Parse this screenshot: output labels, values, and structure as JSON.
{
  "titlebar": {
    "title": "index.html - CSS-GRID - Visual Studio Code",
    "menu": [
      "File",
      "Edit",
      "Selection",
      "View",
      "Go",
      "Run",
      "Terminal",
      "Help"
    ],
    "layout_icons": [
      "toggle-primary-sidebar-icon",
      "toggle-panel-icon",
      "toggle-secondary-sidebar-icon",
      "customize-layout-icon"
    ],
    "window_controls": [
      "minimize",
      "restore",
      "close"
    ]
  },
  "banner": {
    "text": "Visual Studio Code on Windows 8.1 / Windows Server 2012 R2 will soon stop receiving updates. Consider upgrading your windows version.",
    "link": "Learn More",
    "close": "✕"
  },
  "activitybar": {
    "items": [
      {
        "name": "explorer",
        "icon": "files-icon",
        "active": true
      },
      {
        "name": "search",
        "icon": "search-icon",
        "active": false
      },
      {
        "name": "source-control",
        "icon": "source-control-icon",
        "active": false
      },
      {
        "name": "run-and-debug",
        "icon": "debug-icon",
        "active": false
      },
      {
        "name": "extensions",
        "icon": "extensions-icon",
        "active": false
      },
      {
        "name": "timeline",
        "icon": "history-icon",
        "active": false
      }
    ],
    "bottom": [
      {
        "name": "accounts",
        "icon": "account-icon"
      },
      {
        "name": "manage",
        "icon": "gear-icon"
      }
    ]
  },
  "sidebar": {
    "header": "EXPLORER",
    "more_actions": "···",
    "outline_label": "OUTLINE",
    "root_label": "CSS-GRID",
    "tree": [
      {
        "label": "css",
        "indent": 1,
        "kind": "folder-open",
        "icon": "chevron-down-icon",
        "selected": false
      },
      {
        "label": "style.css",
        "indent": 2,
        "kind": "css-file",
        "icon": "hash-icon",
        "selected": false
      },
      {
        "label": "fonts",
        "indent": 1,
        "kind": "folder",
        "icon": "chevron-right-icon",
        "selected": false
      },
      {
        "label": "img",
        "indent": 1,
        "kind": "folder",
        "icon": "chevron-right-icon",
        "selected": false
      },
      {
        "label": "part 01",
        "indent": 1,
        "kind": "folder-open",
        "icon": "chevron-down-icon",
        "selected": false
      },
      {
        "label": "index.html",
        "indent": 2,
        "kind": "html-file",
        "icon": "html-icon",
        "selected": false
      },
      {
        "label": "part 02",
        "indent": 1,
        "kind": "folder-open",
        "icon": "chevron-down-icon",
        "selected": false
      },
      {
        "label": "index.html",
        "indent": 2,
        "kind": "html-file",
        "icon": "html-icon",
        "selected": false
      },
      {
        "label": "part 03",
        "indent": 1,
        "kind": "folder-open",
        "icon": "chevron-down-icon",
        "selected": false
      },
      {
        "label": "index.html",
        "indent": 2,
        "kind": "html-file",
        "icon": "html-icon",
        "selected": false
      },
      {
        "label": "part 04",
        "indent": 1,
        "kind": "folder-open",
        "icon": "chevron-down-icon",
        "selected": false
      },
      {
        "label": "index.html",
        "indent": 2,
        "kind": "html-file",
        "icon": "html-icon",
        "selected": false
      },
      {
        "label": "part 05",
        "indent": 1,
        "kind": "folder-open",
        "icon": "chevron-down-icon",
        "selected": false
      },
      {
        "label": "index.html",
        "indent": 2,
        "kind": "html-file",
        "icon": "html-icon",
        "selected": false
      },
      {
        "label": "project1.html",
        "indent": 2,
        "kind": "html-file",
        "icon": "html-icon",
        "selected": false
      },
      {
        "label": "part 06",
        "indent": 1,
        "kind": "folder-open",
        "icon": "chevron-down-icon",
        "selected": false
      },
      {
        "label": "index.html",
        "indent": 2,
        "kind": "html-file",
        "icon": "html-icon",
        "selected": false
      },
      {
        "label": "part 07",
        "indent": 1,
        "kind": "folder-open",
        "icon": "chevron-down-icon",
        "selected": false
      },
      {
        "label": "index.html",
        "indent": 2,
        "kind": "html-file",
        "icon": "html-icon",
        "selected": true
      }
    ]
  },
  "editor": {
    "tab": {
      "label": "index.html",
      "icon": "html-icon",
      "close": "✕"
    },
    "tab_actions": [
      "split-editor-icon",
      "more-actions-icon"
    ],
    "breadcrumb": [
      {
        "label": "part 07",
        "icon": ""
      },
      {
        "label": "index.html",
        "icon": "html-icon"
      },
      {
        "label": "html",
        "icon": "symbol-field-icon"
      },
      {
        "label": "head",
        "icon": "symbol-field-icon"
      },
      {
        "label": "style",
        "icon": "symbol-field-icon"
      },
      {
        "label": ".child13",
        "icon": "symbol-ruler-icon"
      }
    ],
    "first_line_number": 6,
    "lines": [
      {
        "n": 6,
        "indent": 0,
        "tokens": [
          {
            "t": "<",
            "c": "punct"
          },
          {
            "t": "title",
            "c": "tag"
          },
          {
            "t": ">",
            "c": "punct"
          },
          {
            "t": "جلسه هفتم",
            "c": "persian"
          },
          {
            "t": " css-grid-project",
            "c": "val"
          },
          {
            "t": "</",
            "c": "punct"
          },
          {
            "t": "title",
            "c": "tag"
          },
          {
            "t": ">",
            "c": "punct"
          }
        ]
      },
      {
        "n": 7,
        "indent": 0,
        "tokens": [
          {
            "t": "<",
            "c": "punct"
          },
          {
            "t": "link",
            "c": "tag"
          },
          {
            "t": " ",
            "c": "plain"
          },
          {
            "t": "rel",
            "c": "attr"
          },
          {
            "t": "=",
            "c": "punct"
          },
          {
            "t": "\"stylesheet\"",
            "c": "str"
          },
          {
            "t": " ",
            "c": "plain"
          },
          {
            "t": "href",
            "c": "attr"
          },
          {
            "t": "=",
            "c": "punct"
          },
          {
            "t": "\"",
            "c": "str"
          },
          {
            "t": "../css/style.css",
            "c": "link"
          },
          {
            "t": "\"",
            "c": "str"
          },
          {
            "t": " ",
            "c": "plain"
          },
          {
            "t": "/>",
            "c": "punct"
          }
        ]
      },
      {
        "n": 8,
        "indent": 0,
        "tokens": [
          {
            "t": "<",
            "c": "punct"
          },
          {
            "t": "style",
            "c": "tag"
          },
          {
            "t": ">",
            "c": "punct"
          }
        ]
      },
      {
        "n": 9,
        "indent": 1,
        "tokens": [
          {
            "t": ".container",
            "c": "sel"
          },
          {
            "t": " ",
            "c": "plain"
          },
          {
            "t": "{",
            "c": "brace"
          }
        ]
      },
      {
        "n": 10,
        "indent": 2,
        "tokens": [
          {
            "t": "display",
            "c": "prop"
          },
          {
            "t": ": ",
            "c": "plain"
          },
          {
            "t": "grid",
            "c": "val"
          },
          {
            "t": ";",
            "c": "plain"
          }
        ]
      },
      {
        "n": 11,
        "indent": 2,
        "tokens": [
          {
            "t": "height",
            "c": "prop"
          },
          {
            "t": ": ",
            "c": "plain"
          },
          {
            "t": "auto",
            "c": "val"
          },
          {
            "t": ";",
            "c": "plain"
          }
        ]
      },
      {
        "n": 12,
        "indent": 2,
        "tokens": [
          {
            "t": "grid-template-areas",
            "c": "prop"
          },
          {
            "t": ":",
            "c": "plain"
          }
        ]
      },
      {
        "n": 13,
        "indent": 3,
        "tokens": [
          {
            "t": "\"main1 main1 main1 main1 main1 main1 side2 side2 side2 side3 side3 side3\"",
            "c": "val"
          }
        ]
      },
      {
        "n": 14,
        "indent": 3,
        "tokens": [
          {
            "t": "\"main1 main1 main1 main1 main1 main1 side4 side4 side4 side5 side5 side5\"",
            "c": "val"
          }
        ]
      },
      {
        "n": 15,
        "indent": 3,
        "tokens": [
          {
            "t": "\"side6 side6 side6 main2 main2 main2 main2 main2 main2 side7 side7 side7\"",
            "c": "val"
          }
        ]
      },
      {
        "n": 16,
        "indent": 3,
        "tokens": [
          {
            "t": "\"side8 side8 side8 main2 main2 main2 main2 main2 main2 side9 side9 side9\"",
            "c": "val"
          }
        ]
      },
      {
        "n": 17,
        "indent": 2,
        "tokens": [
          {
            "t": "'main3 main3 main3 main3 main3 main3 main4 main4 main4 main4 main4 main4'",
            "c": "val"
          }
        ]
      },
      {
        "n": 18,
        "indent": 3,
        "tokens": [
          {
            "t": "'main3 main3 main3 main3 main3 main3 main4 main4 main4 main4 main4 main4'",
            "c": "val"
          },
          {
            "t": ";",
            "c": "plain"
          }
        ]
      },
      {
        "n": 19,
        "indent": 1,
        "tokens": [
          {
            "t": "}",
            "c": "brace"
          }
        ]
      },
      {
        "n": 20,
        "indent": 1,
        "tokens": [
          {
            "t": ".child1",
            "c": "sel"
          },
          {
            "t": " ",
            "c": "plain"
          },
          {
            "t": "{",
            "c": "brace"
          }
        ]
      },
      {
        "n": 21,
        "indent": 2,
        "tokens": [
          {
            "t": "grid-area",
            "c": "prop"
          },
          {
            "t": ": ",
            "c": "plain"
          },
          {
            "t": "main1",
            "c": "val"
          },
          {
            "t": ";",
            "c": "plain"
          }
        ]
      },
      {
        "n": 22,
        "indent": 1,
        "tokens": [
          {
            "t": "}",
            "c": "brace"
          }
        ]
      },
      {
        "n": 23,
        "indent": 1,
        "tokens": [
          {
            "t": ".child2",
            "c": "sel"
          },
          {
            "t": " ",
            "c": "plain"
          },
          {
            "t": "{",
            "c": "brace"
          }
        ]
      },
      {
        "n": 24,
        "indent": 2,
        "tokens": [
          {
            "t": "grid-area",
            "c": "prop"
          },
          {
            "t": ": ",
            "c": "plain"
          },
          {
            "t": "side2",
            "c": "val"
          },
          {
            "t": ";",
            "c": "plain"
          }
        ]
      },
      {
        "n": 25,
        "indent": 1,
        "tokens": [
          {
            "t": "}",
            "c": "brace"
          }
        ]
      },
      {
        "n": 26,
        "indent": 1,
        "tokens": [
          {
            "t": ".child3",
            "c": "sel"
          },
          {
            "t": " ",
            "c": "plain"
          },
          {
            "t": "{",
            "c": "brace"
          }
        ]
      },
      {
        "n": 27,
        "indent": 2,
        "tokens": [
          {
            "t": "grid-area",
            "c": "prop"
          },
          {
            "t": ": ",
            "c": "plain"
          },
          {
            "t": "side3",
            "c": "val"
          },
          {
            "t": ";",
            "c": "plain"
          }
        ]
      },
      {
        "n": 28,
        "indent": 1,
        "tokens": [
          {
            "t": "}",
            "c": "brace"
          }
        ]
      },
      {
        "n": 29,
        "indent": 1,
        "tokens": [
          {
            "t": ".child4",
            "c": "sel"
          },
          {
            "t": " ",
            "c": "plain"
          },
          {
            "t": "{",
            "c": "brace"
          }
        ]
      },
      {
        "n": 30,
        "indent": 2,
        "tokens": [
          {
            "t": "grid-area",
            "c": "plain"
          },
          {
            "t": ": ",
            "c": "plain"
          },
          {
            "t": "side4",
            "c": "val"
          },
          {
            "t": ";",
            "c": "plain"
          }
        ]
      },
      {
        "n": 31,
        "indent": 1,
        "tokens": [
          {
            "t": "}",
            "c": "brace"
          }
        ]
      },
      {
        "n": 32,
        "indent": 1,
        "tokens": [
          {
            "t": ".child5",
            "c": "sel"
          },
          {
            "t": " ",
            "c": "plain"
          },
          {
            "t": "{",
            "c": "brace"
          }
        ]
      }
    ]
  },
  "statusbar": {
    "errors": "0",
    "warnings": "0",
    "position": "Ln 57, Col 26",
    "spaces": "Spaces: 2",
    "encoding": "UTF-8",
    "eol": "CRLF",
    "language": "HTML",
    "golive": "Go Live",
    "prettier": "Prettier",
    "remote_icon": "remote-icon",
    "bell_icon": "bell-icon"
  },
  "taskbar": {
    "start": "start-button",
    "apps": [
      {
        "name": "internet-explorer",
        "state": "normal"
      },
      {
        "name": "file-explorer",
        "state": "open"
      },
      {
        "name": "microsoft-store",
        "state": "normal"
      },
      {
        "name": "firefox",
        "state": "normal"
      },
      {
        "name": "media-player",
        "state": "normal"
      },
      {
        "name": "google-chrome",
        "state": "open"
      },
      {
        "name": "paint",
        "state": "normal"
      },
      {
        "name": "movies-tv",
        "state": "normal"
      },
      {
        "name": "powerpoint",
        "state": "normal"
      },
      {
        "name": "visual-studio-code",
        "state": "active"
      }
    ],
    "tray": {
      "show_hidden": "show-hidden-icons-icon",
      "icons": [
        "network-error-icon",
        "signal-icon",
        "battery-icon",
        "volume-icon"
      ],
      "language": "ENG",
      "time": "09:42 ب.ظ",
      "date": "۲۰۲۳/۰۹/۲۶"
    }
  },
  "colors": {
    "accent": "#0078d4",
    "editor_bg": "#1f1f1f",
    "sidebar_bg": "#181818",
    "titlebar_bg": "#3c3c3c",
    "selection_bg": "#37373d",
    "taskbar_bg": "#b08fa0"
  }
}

══════

## What to produce
Search the listing above for the string "source". Copy every line that contains it.

## Full answer
        "name": "source-control",
        "icon": "source-control-icon",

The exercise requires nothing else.